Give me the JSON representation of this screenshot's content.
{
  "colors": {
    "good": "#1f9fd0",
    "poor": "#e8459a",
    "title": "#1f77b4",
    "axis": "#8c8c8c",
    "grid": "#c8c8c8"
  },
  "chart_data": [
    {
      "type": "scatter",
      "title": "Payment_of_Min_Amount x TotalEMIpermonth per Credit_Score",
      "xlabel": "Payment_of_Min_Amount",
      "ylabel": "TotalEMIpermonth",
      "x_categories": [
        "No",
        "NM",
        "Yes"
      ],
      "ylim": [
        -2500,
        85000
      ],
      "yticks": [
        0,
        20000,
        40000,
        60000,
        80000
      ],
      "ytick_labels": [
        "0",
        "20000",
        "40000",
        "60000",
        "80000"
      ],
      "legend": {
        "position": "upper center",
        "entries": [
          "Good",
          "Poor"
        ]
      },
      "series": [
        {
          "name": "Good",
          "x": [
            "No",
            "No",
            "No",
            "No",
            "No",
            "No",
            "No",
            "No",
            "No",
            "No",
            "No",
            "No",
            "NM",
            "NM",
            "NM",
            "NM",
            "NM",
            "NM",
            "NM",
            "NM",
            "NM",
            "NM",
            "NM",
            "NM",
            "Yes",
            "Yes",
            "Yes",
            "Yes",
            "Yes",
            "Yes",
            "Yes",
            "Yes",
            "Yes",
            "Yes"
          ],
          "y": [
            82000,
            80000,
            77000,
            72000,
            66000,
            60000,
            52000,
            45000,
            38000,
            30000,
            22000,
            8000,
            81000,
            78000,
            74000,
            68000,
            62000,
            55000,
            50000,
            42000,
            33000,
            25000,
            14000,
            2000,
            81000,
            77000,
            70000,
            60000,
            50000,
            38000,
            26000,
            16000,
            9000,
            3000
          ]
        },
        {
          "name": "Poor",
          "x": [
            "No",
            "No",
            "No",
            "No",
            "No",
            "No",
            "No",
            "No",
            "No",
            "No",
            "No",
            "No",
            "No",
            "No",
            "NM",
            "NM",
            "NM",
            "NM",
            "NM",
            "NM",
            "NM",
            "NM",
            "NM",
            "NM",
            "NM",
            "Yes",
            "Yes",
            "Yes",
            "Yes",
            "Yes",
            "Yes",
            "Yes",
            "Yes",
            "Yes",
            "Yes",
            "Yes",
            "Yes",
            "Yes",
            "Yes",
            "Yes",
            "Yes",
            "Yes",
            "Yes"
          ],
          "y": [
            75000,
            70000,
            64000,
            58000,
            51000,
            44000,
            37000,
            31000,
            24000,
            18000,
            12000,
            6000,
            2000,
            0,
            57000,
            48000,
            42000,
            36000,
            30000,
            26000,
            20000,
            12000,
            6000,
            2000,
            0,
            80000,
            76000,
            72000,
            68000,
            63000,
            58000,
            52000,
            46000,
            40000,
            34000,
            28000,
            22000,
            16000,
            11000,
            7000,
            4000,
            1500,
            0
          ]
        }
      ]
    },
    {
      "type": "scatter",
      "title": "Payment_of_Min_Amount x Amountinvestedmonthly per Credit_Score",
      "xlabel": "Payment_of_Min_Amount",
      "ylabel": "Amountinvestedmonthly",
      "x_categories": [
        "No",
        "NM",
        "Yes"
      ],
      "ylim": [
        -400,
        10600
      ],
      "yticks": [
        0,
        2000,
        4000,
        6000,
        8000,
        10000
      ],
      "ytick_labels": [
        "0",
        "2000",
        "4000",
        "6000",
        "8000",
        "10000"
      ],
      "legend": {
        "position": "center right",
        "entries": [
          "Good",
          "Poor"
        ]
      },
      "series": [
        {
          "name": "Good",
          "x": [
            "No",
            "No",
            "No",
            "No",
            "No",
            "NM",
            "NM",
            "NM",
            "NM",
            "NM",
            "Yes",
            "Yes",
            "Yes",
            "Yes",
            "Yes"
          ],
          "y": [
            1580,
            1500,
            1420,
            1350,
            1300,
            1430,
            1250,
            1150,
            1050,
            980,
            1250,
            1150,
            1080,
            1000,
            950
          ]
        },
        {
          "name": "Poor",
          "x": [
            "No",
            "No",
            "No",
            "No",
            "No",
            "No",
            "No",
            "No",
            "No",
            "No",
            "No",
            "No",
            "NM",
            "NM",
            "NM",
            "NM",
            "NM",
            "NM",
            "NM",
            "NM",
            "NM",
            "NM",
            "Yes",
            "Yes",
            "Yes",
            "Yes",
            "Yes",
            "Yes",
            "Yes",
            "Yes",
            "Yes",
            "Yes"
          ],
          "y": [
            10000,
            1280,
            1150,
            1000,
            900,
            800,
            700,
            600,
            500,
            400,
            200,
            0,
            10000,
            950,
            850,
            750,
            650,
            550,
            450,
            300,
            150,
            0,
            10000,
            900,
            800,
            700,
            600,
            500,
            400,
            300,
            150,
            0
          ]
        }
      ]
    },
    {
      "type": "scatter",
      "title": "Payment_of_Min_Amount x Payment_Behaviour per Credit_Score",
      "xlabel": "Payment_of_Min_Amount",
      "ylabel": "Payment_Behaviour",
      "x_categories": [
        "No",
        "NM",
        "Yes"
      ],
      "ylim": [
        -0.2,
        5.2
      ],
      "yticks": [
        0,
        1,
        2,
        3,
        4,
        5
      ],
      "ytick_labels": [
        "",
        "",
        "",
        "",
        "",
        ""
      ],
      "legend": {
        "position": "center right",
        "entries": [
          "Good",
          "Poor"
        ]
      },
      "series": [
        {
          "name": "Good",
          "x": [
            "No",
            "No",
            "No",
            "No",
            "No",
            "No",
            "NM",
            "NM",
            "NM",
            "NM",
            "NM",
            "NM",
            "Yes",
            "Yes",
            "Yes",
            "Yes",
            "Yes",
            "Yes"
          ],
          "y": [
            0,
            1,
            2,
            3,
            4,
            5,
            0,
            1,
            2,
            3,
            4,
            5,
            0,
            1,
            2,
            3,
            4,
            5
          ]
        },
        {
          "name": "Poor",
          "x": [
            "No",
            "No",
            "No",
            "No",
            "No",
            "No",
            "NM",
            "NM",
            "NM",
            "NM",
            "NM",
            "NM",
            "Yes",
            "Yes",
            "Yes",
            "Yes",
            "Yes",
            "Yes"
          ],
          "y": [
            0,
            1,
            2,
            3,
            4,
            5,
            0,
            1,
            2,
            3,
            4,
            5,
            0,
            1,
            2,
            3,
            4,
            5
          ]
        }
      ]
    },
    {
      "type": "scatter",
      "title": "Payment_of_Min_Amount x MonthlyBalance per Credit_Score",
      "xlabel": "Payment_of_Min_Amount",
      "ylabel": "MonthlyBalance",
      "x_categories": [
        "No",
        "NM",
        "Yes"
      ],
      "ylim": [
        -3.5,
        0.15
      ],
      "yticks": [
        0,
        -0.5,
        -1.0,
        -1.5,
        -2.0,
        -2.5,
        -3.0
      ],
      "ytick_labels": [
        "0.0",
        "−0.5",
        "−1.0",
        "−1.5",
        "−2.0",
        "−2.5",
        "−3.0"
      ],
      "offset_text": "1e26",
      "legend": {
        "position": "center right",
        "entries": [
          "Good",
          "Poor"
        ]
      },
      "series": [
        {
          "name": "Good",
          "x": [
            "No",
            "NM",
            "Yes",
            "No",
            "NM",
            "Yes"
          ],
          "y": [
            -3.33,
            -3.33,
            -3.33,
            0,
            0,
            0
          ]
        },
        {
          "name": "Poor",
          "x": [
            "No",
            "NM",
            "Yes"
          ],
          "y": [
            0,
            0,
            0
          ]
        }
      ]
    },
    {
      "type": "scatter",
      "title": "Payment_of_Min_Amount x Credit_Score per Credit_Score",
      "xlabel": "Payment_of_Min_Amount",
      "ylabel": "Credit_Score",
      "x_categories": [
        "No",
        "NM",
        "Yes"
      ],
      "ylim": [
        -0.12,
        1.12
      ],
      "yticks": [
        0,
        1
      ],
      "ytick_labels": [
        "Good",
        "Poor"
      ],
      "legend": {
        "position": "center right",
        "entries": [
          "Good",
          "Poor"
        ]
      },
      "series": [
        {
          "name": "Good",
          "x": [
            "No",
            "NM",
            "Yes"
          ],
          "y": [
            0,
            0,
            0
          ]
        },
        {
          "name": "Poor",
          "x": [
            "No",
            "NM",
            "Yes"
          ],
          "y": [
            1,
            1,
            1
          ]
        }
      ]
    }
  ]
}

- TASK DIRECTIONS -
Scan the material for lines with the word "TotalEMIpermonth", and copy each line you find.

- FINAL RESULT -
      "title": "Payment_of_Min_Amount x TotalEMIpermonth per Credit_Score",
      "ylabel": "TotalEMIpermonth",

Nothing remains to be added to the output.